**RECORDS**.

__________________________________________________

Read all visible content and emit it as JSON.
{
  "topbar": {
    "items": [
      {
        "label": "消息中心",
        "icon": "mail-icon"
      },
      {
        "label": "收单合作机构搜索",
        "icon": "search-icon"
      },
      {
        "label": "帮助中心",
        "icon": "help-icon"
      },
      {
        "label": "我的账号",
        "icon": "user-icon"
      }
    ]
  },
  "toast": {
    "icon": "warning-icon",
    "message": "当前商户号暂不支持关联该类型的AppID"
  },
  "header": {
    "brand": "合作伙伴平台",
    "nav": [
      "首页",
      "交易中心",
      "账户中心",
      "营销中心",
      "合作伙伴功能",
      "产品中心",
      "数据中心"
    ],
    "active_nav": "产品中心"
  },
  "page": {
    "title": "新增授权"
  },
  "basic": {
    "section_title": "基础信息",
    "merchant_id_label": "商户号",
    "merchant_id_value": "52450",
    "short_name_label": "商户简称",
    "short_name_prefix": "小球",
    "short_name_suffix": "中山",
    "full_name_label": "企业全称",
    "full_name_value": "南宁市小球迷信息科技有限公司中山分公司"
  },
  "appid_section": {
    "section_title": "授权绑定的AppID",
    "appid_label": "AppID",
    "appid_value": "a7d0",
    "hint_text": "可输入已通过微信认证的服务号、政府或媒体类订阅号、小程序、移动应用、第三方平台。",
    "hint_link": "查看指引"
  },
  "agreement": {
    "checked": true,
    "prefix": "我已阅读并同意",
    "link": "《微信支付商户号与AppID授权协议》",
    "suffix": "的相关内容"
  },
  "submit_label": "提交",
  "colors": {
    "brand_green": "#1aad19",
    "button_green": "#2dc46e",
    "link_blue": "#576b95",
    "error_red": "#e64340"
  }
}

__________________________________________________

**GOAL**.
Every entry should be output exactly as written, please.

**SOLUTION TO THE EXERCISE**.
Read all visible content and emit it as JSON.
{
  "topbar": {
    "items": [
      {
        "label": "消息中心",
        "icon": "mail-icon"
      },
      {
        "label": "收单合作机构搜索",
        "icon": "search-icon"
      },
      {
        "label": "帮助中心",
        "icon": "help-icon"
      },
      {
        "label": "我的账号",
        "icon": "user-icon"
      }
    ]
  },
  "toast": {
    "icon": "warning-icon",
    "message": "当前商户号暂不支持关联该类型的AppID"
  },
  "header": {
    "brand": "合作伙伴平台",
    "nav": [
      "首页",
      "交易中心",
      "账户中心",
      "营销中心",
      "合作伙伴功能",
      "产品中心",
      "数据中心"
    ],
    "active_nav": "产品中心"
  },
  "page": {
    "title": "新增授权"
  },
  "basic": {
    "section_title": "基础信息",
    "merchant_id_label": "商户号",
    "merchant_id_value": "52450",
    "short_name_label": "商户简称",
    "short_name_prefix": "小球",
    "short_name_suffix": "中山",
    "full_name_label": "企业全称",
    "full_name_value": "南宁市小球迷信息科技有限公司中山分公司"
  },
  "appid_section": {
    "section_title": "授权绑定的AppID",
    "appid_label": "AppID",
    "appid_value": "a7d0",
    "hint_text": "可输入已通过微信认证的服务号、政府或媒体类订阅号、小程序、移动应用、第三方平台。",
    "hint_link": "查看指引"
  },
  "agreement": {
    "checked": true,
    "prefix": "我已阅读并同意",
    "link": "《微信支付商户号与AppID授权协议》",
    "suffix": "的相关内容"
  },
  "submit_label": "提交",
  "colors": {
    "brand_green": "#1aad19",
    "button_green": "#2dc46e",
    "link_blue": "#576b95",
    "error_red": "#e64340"
  }
}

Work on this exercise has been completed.